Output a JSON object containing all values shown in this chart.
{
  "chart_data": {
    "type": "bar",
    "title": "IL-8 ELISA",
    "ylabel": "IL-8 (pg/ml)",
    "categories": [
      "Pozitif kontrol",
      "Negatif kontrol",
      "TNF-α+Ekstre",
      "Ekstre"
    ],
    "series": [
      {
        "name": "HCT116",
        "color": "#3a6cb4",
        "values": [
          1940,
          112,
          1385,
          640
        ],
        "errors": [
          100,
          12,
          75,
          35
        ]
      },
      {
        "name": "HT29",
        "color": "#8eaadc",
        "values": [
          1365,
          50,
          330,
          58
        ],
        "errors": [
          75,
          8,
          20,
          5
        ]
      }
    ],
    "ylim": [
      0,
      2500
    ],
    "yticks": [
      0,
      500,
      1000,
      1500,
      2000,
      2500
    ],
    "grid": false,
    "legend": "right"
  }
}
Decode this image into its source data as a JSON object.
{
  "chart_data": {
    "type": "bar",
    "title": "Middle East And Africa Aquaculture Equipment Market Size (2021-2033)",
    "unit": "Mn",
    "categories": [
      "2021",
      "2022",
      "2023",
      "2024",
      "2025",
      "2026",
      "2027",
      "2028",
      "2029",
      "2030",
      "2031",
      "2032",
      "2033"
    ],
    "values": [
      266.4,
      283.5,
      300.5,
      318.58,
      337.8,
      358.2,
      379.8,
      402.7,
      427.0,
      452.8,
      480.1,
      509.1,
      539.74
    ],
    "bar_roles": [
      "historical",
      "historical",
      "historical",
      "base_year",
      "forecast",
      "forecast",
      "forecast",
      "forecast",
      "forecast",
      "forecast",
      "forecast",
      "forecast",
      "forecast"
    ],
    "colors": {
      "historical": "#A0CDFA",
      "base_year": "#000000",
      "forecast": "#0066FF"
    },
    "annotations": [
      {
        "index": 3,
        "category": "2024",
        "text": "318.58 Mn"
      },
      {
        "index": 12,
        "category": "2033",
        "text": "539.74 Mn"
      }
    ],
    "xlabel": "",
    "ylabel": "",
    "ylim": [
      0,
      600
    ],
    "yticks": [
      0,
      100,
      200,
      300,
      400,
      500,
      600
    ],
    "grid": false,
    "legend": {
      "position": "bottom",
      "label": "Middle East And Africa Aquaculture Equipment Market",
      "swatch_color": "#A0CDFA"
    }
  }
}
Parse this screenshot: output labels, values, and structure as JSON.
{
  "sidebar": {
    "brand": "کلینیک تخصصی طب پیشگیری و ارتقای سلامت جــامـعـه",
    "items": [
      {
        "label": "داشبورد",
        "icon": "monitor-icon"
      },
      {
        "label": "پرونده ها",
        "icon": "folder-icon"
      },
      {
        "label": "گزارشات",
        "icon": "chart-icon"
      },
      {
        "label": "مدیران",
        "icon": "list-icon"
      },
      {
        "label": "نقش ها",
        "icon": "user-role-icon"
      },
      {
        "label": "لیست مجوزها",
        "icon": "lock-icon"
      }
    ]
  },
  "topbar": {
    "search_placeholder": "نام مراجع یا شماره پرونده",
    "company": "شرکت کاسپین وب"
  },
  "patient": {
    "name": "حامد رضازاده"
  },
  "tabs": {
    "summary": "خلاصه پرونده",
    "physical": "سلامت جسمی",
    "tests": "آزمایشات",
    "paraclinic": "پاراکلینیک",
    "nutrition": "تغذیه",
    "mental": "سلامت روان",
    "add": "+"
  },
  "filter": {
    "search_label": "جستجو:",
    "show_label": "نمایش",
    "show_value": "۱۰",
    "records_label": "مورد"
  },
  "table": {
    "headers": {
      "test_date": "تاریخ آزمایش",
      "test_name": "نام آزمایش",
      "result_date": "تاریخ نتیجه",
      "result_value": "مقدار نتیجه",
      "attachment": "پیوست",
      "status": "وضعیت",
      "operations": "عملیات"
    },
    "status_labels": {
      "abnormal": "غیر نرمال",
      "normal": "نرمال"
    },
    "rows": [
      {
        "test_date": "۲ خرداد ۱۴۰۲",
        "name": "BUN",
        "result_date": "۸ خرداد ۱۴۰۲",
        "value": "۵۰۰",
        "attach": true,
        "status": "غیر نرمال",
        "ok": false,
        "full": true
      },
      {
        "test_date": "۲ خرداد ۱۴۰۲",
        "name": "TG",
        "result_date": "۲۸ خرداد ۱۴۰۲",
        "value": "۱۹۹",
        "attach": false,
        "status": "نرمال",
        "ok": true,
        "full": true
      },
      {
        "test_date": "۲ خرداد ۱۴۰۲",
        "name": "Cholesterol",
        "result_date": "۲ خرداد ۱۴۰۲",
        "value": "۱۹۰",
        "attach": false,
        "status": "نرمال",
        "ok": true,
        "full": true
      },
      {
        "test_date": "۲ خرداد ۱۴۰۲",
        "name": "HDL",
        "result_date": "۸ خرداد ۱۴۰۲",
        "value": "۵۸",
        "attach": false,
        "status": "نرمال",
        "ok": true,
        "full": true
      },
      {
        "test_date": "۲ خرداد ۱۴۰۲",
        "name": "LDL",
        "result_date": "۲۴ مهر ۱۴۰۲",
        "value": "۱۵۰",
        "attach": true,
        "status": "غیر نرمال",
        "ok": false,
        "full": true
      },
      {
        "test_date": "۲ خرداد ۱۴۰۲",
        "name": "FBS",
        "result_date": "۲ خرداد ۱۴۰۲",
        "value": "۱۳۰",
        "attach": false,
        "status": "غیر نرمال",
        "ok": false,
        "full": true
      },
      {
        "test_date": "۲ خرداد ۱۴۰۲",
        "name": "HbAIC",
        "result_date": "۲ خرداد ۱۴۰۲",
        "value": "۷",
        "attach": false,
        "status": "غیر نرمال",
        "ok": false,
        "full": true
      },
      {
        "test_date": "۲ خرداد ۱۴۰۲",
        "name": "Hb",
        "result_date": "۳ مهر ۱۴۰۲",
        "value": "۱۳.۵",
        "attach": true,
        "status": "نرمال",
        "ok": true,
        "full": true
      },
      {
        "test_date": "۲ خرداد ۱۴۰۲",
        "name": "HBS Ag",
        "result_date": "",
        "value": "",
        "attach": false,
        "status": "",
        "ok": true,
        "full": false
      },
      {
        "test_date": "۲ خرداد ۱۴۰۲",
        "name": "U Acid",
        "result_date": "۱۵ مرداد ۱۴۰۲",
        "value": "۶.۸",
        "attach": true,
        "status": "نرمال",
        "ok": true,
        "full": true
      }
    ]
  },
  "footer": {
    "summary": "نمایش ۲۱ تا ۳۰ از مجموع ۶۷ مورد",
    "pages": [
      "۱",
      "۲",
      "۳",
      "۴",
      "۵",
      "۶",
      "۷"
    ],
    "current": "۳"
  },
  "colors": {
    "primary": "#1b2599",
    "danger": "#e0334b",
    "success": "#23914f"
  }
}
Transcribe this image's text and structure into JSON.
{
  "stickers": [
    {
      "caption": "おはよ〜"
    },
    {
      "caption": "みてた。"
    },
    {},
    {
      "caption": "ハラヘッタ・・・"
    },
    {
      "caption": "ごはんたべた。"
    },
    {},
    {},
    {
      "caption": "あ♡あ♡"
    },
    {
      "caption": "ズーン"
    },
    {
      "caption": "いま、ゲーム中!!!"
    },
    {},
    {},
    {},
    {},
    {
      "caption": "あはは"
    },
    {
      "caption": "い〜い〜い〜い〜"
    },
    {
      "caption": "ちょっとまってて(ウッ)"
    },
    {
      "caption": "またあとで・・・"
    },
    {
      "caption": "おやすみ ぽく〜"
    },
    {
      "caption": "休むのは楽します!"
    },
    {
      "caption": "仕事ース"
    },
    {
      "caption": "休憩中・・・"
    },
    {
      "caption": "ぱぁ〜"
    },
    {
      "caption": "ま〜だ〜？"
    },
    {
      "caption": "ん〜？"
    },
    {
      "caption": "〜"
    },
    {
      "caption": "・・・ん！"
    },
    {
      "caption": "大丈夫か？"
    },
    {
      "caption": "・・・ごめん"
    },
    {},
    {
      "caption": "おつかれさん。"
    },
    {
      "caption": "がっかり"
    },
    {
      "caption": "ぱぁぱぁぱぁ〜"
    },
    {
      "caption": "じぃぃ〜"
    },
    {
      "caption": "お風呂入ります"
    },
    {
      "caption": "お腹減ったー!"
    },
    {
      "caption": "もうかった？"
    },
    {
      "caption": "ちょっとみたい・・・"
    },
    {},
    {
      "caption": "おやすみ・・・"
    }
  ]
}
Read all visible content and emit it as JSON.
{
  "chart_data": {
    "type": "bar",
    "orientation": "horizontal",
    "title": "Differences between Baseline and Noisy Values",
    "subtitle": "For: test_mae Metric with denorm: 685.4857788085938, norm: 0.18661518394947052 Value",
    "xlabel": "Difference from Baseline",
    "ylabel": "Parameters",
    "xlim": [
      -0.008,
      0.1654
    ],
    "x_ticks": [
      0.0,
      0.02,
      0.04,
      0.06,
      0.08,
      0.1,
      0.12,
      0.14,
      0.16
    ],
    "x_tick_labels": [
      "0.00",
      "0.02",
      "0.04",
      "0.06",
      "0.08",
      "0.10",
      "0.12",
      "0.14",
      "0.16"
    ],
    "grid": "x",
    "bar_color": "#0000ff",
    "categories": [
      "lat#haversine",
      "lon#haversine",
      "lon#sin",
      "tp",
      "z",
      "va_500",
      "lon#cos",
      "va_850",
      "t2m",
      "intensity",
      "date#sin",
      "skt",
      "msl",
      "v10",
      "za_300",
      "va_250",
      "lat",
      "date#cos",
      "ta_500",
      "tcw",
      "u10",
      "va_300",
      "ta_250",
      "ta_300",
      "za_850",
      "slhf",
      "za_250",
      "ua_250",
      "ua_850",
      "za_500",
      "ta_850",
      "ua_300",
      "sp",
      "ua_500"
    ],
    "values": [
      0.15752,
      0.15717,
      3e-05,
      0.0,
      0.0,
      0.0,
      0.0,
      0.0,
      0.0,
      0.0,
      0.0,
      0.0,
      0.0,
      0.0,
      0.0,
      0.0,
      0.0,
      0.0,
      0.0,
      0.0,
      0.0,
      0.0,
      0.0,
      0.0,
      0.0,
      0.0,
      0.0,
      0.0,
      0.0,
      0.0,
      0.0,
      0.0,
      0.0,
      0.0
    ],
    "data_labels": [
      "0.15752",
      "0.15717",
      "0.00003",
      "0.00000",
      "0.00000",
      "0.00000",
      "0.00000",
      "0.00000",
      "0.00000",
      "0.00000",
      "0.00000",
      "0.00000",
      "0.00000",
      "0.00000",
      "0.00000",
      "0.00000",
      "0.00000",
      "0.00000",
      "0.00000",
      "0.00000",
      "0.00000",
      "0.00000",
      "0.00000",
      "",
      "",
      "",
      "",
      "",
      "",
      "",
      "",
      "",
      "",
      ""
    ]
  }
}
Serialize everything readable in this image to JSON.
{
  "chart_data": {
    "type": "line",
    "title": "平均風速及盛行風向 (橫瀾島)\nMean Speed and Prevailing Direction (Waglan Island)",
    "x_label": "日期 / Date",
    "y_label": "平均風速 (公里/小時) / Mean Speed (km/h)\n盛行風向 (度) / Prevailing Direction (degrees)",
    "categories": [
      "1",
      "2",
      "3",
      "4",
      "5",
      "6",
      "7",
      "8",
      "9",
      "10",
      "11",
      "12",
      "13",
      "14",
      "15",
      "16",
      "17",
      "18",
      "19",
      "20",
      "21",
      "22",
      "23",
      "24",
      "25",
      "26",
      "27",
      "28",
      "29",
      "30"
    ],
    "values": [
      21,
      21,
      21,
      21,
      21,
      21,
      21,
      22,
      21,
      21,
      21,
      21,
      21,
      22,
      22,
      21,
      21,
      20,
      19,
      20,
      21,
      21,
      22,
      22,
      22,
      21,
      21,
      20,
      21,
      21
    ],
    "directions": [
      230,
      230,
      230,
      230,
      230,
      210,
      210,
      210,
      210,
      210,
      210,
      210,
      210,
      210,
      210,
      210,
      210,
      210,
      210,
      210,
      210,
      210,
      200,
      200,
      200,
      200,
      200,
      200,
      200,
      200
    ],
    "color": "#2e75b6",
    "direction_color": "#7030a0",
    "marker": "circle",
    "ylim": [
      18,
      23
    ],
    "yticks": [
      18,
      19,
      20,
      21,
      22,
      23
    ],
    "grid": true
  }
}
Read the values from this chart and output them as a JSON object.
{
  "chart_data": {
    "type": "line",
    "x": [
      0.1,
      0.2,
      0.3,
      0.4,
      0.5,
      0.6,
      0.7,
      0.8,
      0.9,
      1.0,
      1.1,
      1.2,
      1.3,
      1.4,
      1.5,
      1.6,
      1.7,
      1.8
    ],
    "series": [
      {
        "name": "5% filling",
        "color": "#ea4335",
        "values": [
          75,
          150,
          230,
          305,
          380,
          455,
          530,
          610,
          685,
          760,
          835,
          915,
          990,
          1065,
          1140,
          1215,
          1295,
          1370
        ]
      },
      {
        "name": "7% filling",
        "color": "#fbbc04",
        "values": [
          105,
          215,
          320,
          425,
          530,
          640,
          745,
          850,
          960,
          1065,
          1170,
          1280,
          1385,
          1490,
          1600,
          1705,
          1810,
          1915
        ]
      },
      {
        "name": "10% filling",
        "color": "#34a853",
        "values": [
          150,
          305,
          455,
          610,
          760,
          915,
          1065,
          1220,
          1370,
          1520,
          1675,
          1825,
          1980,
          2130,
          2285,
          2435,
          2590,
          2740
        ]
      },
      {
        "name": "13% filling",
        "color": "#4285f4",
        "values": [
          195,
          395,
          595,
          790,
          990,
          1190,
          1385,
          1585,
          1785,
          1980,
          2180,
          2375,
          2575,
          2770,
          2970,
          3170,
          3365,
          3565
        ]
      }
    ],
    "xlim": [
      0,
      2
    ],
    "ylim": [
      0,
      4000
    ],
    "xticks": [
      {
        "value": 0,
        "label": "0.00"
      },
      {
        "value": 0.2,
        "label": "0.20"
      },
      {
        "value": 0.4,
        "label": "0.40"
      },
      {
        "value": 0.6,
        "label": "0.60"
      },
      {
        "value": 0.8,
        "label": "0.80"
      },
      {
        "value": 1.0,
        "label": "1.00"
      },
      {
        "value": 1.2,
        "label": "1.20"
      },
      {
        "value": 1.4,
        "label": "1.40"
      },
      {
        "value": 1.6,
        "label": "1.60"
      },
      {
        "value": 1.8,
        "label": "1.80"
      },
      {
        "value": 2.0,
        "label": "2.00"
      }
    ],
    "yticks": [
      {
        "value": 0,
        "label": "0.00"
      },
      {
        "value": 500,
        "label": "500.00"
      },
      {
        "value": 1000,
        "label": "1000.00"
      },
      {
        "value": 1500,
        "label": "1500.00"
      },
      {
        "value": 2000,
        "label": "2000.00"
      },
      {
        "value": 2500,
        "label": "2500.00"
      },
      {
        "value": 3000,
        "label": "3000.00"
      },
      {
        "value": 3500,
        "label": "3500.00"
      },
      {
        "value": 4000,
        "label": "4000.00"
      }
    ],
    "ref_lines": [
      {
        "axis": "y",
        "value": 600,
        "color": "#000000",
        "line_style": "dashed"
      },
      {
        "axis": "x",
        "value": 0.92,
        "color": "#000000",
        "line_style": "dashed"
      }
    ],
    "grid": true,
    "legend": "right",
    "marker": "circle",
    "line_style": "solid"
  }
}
====
Return from the data every line that holds "مورد".

→ Written answer:
    "records_label": "مورد"
    "summary": "نمایش ۲۱ تا ۳۰ از مجموع ۶۷ مورد",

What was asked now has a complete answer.